● What the task requires: Transcribe every line, starting with the line that contains "Detect and localize" and going on through the line that contains "31, 66, 48]", including both of those lines.

● Records for the exercise:
------------------------------------------------------------
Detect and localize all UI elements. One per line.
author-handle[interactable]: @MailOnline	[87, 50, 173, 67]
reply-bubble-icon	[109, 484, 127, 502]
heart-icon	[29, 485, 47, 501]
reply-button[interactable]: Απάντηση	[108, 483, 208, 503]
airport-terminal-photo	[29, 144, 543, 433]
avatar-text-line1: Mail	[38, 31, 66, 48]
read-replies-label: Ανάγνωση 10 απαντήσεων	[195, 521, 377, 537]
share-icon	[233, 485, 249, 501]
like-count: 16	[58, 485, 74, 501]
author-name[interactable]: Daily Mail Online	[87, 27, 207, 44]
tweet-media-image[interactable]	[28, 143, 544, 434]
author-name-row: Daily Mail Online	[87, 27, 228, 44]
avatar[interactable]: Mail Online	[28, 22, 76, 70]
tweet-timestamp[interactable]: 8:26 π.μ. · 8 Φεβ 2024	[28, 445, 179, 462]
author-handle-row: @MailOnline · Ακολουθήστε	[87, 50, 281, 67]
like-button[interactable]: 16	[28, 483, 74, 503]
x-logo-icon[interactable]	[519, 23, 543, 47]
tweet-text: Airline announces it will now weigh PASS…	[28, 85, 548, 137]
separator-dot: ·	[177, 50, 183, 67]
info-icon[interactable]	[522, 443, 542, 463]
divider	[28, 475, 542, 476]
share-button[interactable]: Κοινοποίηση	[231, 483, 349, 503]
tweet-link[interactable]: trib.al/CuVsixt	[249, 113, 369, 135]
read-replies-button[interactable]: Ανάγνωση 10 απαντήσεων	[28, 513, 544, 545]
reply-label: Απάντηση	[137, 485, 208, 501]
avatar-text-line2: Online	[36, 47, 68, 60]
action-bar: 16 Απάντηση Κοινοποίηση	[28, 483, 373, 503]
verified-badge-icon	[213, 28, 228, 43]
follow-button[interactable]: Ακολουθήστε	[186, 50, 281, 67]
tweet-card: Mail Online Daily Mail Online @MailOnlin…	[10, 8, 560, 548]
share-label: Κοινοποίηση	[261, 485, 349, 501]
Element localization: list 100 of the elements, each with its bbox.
------------------------------------------------------------
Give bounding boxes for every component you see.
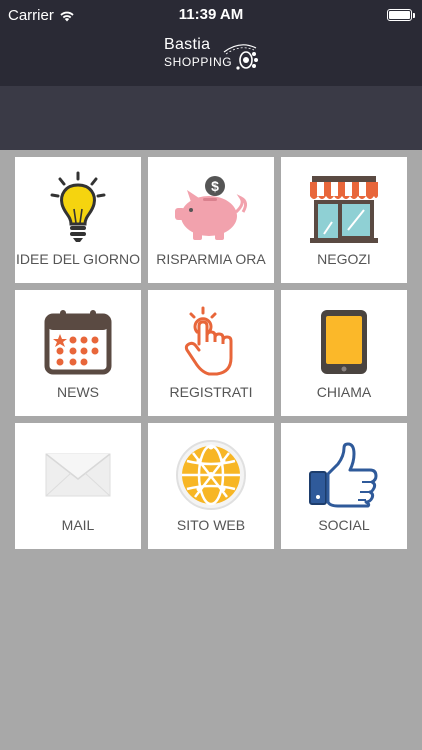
------------------------------------------------------------
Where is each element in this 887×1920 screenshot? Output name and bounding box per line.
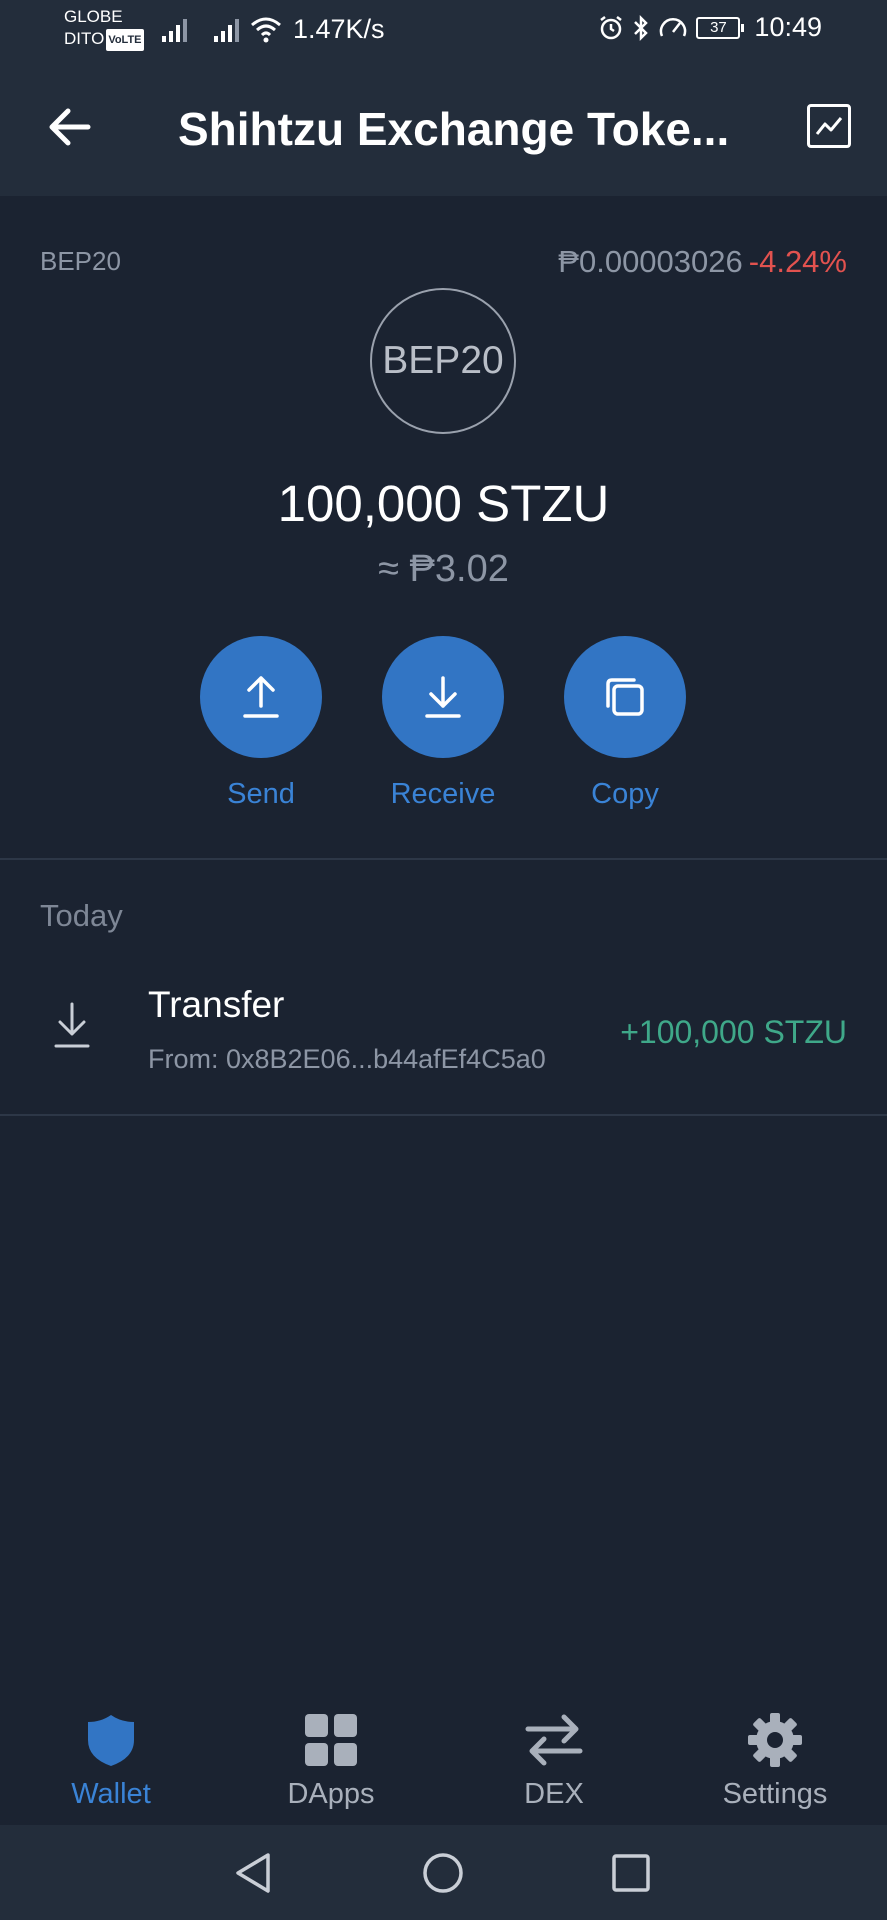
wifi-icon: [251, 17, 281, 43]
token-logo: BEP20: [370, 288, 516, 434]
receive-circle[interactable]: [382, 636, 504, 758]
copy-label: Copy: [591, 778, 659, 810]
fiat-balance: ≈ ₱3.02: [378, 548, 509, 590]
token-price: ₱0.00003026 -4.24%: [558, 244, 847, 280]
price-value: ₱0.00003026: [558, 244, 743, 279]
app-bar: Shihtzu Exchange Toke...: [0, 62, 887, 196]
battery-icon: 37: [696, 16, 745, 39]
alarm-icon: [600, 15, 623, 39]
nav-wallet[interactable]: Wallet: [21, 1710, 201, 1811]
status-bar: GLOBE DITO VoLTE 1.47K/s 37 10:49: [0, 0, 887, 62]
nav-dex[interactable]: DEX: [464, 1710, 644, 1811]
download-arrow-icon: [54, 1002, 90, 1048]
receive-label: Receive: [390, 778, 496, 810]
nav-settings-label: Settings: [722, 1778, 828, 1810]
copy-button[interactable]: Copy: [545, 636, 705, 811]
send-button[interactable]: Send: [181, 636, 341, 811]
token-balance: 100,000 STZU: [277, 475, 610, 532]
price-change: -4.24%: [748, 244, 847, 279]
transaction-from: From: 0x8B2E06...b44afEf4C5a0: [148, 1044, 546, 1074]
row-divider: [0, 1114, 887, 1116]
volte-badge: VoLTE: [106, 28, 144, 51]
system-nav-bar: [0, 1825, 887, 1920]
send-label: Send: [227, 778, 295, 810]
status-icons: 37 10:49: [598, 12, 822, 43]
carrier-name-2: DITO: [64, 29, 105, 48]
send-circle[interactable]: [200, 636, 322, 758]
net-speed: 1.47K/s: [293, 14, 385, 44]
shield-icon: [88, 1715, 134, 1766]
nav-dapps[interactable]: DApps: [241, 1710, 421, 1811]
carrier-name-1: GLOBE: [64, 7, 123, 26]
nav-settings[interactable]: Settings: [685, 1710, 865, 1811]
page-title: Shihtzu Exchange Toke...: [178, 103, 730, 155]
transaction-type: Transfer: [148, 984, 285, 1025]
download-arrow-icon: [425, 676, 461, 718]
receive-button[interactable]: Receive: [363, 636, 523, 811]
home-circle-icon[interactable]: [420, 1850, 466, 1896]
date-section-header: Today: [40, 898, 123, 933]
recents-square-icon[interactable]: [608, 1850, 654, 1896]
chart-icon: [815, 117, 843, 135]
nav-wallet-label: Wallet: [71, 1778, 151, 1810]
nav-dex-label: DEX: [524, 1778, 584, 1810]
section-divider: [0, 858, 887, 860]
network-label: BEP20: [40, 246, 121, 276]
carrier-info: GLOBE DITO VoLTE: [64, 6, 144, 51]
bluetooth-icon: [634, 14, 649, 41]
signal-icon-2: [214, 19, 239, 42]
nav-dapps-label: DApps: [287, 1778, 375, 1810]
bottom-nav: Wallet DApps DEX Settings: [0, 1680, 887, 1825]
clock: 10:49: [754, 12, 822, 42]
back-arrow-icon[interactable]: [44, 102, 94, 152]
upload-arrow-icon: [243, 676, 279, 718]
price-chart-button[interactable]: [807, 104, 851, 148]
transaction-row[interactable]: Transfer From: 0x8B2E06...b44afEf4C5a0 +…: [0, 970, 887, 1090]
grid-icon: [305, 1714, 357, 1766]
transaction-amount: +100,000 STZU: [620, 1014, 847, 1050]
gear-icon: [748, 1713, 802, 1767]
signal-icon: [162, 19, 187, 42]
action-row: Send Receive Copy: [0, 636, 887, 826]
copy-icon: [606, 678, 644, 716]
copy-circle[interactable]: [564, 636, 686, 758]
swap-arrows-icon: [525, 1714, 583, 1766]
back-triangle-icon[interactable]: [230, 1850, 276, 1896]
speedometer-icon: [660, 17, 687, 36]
------------------------------------------------------------
● Output for this exercise:
Detect and localize all UI elements. One per line.
author-handle[interactable]: @MailOnline	[87, 50, 173, 67]
reply-bubble-icon	[109, 484, 127, 502]
heart-icon	[29, 485, 47, 501]
reply-button[interactable]: Απάντηση	[108, 483, 208, 503]
airport-terminal-photo	[29, 144, 543, 433]
avatar-text-line1: Mail	[38, 31, 66, 48]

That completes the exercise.